_GIVEN REQUEST_.
Reproduce the listing below line for line without changing anything, but leave out the picture markers.

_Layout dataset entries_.
· · · · ·
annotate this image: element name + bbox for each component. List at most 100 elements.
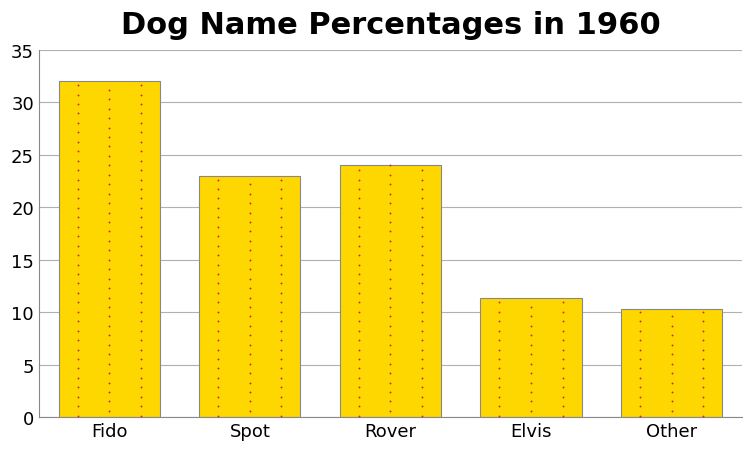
Point <box>212 384 224 391</box>
Point <box>244 407 256 414</box>
Point <box>525 313 537 320</box>
Point <box>72 176 84 184</box>
Point <box>212 337 224 344</box>
Point <box>697 355 709 363</box>
Point <box>212 186 224 193</box>
Point <box>276 412 288 419</box>
Point <box>385 162 397 170</box>
Point <box>525 388 537 396</box>
Point <box>556 384 569 391</box>
Point <box>666 322 678 330</box>
Point <box>493 412 505 419</box>
Point <box>352 403 364 410</box>
Point <box>212 271 224 278</box>
Point <box>697 318 709 325</box>
Point <box>72 355 84 363</box>
Point <box>135 384 147 391</box>
Point <box>697 384 709 391</box>
Point <box>212 252 224 259</box>
Point <box>135 158 147 165</box>
Point <box>352 186 364 193</box>
Point <box>697 365 709 372</box>
Point <box>103 134 115 141</box>
Point <box>385 295 397 302</box>
Point <box>385 313 397 320</box>
Point <box>72 374 84 382</box>
Point <box>385 370 397 377</box>
Point <box>72 148 84 156</box>
Point <box>634 337 646 344</box>
Point <box>666 379 678 387</box>
Point <box>697 393 709 400</box>
Point <box>416 252 428 259</box>
Point <box>135 120 147 127</box>
Point <box>135 101 147 108</box>
Point <box>556 365 569 372</box>
Point <box>385 210 397 217</box>
Point <box>416 205 428 212</box>
Point <box>212 403 224 410</box>
Point <box>135 195 147 202</box>
Point <box>72 412 84 419</box>
Point <box>556 318 569 325</box>
Point <box>416 374 428 382</box>
Point <box>135 365 147 372</box>
Point <box>385 379 397 387</box>
Point <box>634 393 646 400</box>
Point <box>352 243 364 250</box>
Point <box>525 332 537 339</box>
Point <box>416 299 428 306</box>
Point <box>352 176 364 184</box>
Point <box>525 360 537 368</box>
Point <box>276 214 288 221</box>
Point <box>135 252 147 259</box>
Point <box>103 228 115 235</box>
Point <box>634 327 646 335</box>
Point <box>666 341 678 349</box>
Point <box>666 388 678 396</box>
Point <box>416 271 428 278</box>
Point <box>493 384 505 391</box>
Point <box>244 332 256 339</box>
Point <box>634 412 646 419</box>
Point <box>697 337 709 344</box>
Point <box>103 257 115 264</box>
Point <box>385 181 397 189</box>
Point <box>276 252 288 259</box>
Point <box>72 139 84 146</box>
Point <box>276 186 288 193</box>
Point <box>135 214 147 221</box>
Point <box>72 214 84 221</box>
Point <box>525 322 537 330</box>
Point <box>212 393 224 400</box>
Point <box>244 238 256 245</box>
Point <box>135 233 147 240</box>
Point <box>556 355 569 363</box>
Point <box>556 393 569 400</box>
Point <box>135 205 147 212</box>
Point <box>135 167 147 174</box>
Point <box>135 355 147 363</box>
Point <box>352 393 364 400</box>
Point <box>634 403 646 410</box>
Point <box>103 313 115 320</box>
Point <box>72 318 84 325</box>
Point <box>103 200 115 207</box>
Point <box>276 261 288 268</box>
Point <box>352 355 364 363</box>
Point <box>385 219 397 226</box>
Point <box>276 355 288 363</box>
Point <box>416 195 428 202</box>
Point <box>72 393 84 400</box>
Point <box>135 393 147 400</box>
Point <box>72 101 84 108</box>
Point <box>352 318 364 325</box>
Point <box>103 219 115 226</box>
Point <box>72 158 84 165</box>
Point <box>493 355 505 363</box>
Point <box>416 412 428 419</box>
Point <box>666 398 678 405</box>
Point <box>72 129 84 137</box>
Point <box>103 370 115 377</box>
Point <box>634 365 646 372</box>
· · · · ·
_WRITTEN RESPONSE_.
annotate this image: element name + bbox for each component. List at most 100 elements.
Point <box>212 384 224 391</box>
Point <box>244 407 256 414</box>
Point <box>525 313 537 320</box>
Point <box>72 176 84 184</box>
Point <box>212 337 224 344</box>
Point <box>697 355 709 363</box>
Point <box>212 186 224 193</box>
Point <box>276 412 288 419</box>
Point <box>385 162 397 170</box>
Point <box>525 388 537 396</box>
Point <box>556 384 569 391</box>
Point <box>666 322 678 330</box>
Point <box>493 412 505 419</box>
Point <box>352 403 364 410</box>
Point <box>212 271 224 278</box>
Point <box>697 318 709 325</box>
Point <box>72 355 84 363</box>
Point <box>135 384 147 391</box>
Point <box>697 384 709 391</box>
Point <box>212 252 224 259</box>
Point <box>135 158 147 165</box>
Point <box>352 186 364 193</box>
Point <box>697 365 709 372</box>
Point <box>103 134 115 141</box>
Point <box>385 295 397 302</box>
Point <box>385 313 397 320</box>
Point <box>72 374 84 382</box>
Point <box>385 370 397 377</box>
Point <box>72 148 84 156</box>
Point <box>634 337 646 344</box>
Point <box>666 379 678 387</box>
Point <box>697 393 709 400</box>
Point <box>416 252 428 259</box>
Point <box>135 120 147 127</box>
Point <box>135 101 147 108</box>
Point <box>556 365 569 372</box>
Point <box>385 210 397 217</box>
Point <box>416 205 428 212</box>
Point <box>212 403 224 410</box>
Point <box>135 195 147 202</box>
Point <box>72 412 84 419</box>
Point <box>556 318 569 325</box>
Point <box>416 374 428 382</box>
Point <box>135 365 147 372</box>
Point <box>385 379 397 387</box>
Point <box>634 393 646 400</box>
Point <box>352 243 364 250</box>
Point <box>525 332 537 339</box>
Point <box>416 299 428 306</box>
Point <box>352 176 364 184</box>
Point <box>525 360 537 368</box>
Point <box>276 214 288 221</box>
Point <box>135 252 147 259</box>
Point <box>103 228 115 235</box>
Point <box>634 327 646 335</box>
Point <box>666 341 678 349</box>
Point <box>666 388 678 396</box>
Point <box>416 271 428 278</box>
Point <box>493 384 505 391</box>
Point <box>244 332 256 339</box>
Point <box>634 412 646 419</box>
Point <box>697 337 709 344</box>
Point <box>103 257 115 264</box>
Point <box>385 181 397 189</box>
Point <box>276 252 288 259</box>
Point <box>72 139 84 146</box>
Point <box>276 186 288 193</box>
Point <box>135 214 147 221</box>
Point <box>72 214 84 221</box>
Point <box>525 322 537 330</box>
Point <box>212 393 224 400</box>
Point <box>244 238 256 245</box>
Point <box>135 233 147 240</box>
Point <box>556 355 569 363</box>
Point <box>556 393 569 400</box>
Point <box>135 205 147 212</box>
Point <box>135 167 147 174</box>
Point <box>135 355 147 363</box>
Point <box>352 393 364 400</box>
Point <box>634 403 646 410</box>
Point <box>103 313 115 320</box>
Point <box>72 318 84 325</box>
Point <box>103 200 115 207</box>
Point <box>276 261 288 268</box>
Point <box>352 355 364 363</box>
Point <box>385 219 397 226</box>
Point <box>276 355 288 363</box>
Point <box>416 195 428 202</box>
Point <box>72 393 84 400</box>
Point <box>135 393 147 400</box>
Point <box>72 101 84 108</box>
Point <box>352 318 364 325</box>
Point <box>103 219 115 226</box>
Point <box>72 158 84 165</box>
Point <box>493 355 505 363</box>
Point <box>416 412 428 419</box>
Point <box>666 398 678 405</box>
Point <box>72 129 84 137</box>
Point <box>103 370 115 377</box>
Point <box>634 365 646 372</box>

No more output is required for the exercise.